Task instructions: Reproduce the passage of the Amicus Court essay from "How an Amicus" to "as I suggested.".

Source:
- - - - -

I made a similar point last week, without reference to Crawford, in an essay published in Legal Times. There, I argued for the creation of a non-partisan “Amicus Court” to assist the real Supreme Court in deciding election cases in a way that appears to be fair and impartial between competing candidates and parties. The division among the Justices in Crawford only confirms my judgment on the need for an Amicus Court. Moreover, to return to the optimism with which I began, the fact that Justices Stevens, Roberts, and Kennedy attempted to forge a consensus suggests that there would be at least some receptivity among the Justices towards the deliberations of a well-structured Amicus Court—and, most important, these consensus-seeking Justices could use the “decisions” of the Amicus Court as leverage against their colleagues who may be tempted to submit to the centrifugal forces of their personal opinions.

How an Amicus Court Would Have Helped in Crawford

Suppose a nine-member Amicus Court had preexisted Crawford. Let’s suppose, following the structure set forth in the Legal Times essay, that the Amicus Court had consisted of three Democrats, three Republicans, and three “neutrals” or “independents” chosen by the first six. Suppose further that these nine members have impeccable credentials and are considered leading lights by the Justices themselves: contemporary titans of the law along the lines of Lloyd Cutler and Erwin Griswold, as I suggested.

Now, here’s the key point. Let’s assume, for the worse, that even these nine legal luminaries cannot reach a consensus on how to decide Crawford according to the dictates of precedent (in other words, Burdick) and the Constitution. The three Democratic judges of the Amicus Court vote to invalidate the Indiana law, while the three Republican judges vote to uphold it categorically, and the three neutrals adopt a middle position, rejecting a wholesale invalidation of the statute but permitting it to be subjected to more targeted attacks.

One might say this situation looks a lot like the actual result in Crawford. It does, and there are at least three important implications:

First, if this tripartite division of the Amicus Court had been submitted to the real Supreme Court in the form of an amicus brief in Crawford, it might have had the effect of causing more Justices—Breyer and Alito, most likely—to sign on to Stevens’s opinion. Why? Because looking at the opinions of the Amicus Court would have been something like looking in a mirror—a particularly sharp one—and perhaps not liking exactly what one saw. Would Justice Breyer really want to be thought of as reaching nothing more than the “Democratic” position—since he could do no better than the wisdom of the Democratic judges on the Amicus Court?

- - - - -

Dataset excerpts
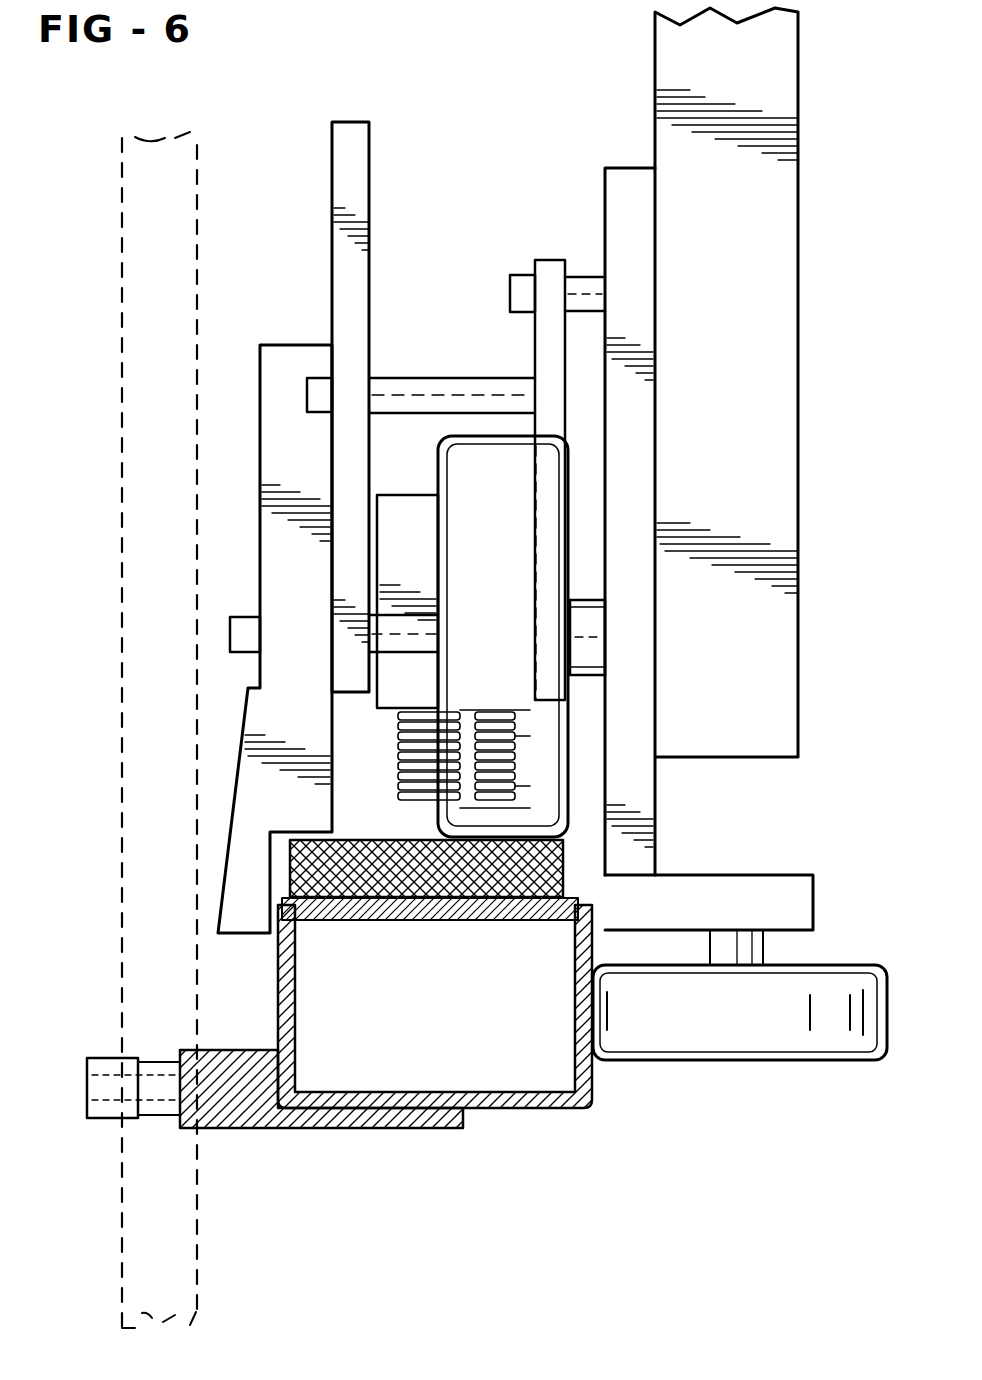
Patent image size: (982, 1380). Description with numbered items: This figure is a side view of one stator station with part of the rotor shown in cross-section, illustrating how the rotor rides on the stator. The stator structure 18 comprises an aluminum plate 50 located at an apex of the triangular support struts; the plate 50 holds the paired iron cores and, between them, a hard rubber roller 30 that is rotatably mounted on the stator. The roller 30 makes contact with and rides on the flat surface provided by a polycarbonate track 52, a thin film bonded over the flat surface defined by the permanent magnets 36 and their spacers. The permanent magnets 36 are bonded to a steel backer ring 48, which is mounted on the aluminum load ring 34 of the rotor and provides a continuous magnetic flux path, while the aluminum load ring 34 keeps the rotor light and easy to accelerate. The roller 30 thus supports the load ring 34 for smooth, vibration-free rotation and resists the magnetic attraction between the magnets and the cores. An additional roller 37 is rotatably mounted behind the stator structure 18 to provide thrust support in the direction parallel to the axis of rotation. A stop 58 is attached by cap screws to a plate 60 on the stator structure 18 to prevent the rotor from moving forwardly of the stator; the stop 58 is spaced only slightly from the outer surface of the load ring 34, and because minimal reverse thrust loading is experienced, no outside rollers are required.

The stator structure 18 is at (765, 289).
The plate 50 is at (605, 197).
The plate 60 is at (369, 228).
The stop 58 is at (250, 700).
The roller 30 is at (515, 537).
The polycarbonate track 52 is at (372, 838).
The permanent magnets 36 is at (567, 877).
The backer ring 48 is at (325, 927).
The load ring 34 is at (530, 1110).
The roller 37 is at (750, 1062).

- - - - -

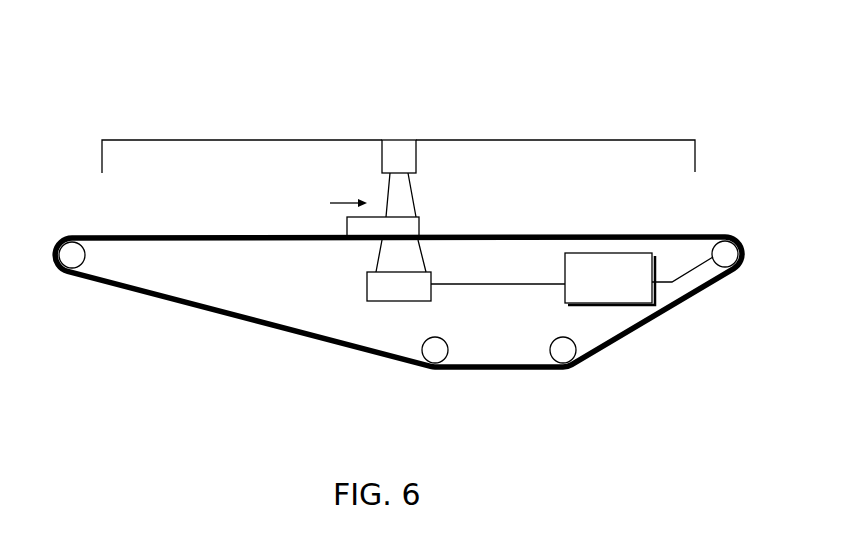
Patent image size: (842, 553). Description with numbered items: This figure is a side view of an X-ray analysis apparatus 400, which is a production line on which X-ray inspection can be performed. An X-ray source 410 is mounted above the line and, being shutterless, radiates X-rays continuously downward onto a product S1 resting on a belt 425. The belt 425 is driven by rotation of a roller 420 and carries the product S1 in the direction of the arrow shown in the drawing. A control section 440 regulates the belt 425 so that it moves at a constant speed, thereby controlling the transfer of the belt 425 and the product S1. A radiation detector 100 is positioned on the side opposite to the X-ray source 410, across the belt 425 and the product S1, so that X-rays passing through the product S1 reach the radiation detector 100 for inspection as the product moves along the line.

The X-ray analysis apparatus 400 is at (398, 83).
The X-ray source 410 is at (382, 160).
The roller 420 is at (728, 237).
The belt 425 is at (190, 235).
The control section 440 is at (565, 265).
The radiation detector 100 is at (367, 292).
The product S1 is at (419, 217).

- - - - -

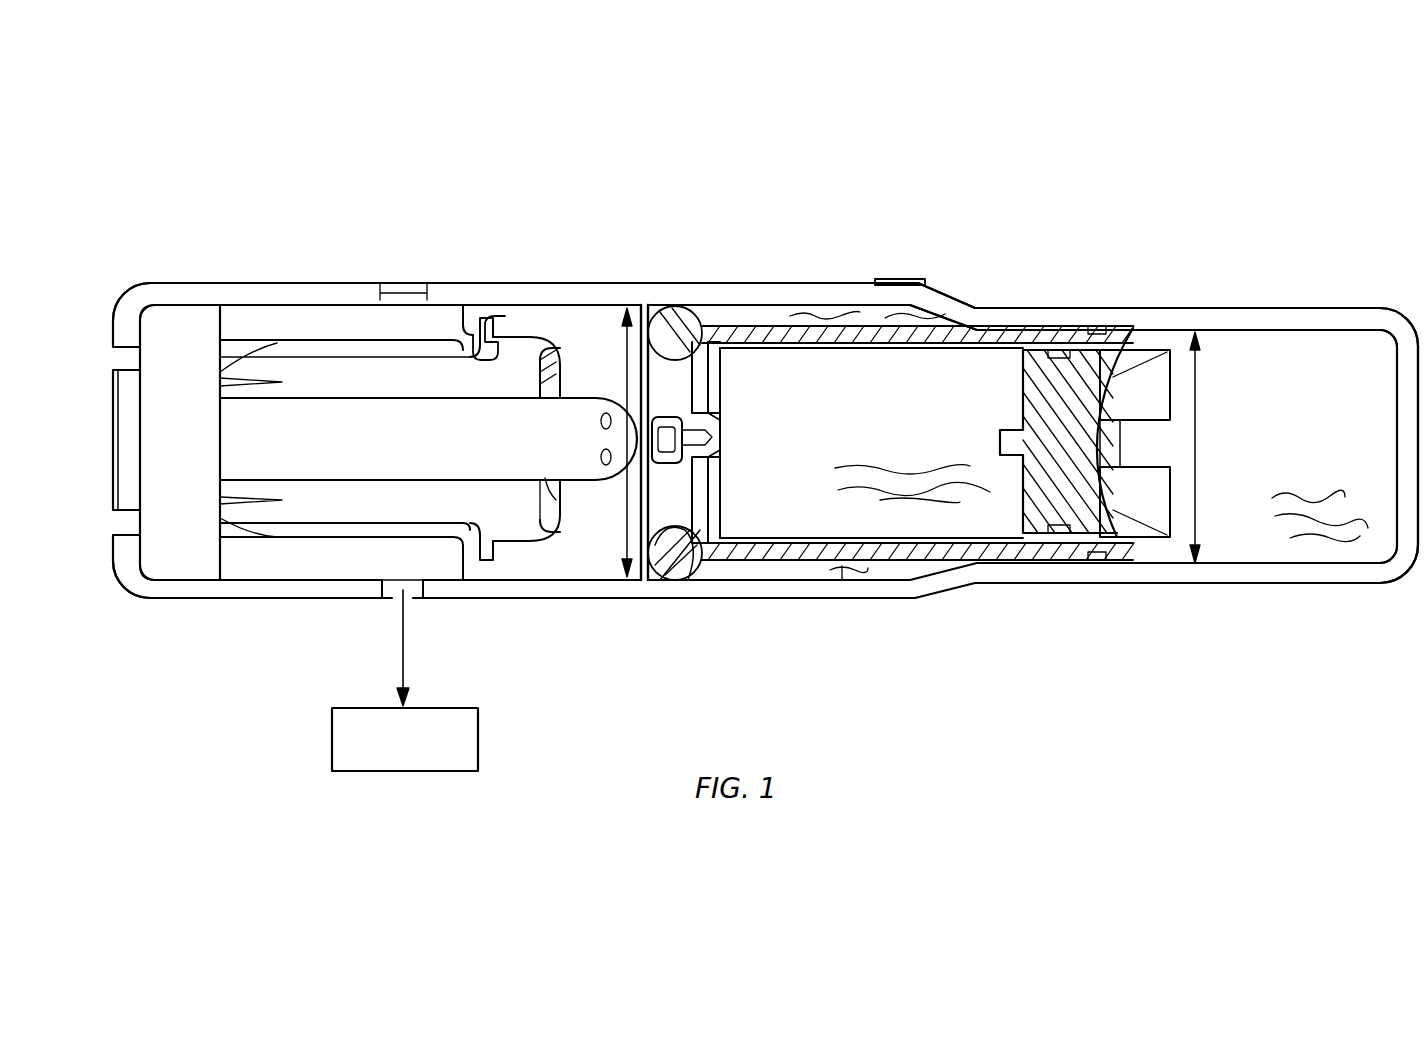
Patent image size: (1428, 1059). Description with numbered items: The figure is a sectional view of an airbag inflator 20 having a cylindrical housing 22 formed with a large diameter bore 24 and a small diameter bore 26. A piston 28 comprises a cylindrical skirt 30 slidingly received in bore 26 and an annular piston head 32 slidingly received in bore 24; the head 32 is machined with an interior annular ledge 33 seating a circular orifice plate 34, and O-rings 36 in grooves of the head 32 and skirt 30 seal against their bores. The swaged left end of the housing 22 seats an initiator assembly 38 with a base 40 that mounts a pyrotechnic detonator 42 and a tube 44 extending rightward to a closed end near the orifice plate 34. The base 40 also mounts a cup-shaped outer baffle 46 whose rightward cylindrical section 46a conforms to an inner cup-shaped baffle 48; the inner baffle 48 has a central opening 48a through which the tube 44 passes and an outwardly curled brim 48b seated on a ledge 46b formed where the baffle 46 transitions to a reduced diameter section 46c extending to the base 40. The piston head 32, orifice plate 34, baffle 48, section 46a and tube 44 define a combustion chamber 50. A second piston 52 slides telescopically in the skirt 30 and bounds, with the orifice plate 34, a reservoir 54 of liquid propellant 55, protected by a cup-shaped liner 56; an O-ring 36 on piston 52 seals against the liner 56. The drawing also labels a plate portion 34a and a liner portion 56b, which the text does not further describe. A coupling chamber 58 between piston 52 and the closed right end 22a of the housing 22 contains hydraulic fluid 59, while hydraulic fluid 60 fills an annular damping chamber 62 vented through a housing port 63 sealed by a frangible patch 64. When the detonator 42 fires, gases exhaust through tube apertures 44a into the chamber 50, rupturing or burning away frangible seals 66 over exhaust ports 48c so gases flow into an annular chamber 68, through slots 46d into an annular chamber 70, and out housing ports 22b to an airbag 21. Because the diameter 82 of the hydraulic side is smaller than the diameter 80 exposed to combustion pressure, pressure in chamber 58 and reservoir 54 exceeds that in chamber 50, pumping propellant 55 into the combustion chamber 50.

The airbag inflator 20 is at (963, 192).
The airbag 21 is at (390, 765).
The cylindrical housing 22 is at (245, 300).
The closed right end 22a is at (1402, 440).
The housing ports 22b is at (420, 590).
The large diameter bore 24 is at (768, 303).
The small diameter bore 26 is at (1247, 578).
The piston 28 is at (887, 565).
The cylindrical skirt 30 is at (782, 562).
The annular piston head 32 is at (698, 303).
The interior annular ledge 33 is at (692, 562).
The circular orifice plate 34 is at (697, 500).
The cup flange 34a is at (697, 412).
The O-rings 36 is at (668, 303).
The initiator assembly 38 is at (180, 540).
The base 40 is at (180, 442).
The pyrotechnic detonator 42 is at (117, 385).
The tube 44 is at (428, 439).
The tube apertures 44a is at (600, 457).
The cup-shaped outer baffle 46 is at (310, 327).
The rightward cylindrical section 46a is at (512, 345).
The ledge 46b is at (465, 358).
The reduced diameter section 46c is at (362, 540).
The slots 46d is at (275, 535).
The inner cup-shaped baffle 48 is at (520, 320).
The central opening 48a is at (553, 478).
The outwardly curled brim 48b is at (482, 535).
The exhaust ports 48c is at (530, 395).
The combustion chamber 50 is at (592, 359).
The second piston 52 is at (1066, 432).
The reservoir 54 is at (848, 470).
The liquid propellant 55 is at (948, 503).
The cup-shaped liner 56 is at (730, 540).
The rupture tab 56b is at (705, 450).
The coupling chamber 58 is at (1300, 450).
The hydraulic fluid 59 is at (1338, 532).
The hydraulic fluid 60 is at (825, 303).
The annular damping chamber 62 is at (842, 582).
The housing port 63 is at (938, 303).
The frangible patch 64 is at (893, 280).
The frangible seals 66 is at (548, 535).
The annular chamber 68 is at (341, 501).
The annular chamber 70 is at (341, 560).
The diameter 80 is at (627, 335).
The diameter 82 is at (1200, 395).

- - - - -

Exercise response:
How an Amicus Court Would Have Helped in Crawford

Suppose a nine-member Amicus Court had preexisted Crawford. Let’s suppose, following the structure set forth in the Legal Times essay, that the Amicus Court had consisted of three Democrats, three Republicans, and three “neutrals” or “independents” chosen by the first six. Suppose further that these nine members have impeccable credentials and are considered leading lights by the Justices themselves: contemporary titans of the law along the lines of Lloyd Cutler and Erwin Griswold, as I suggested.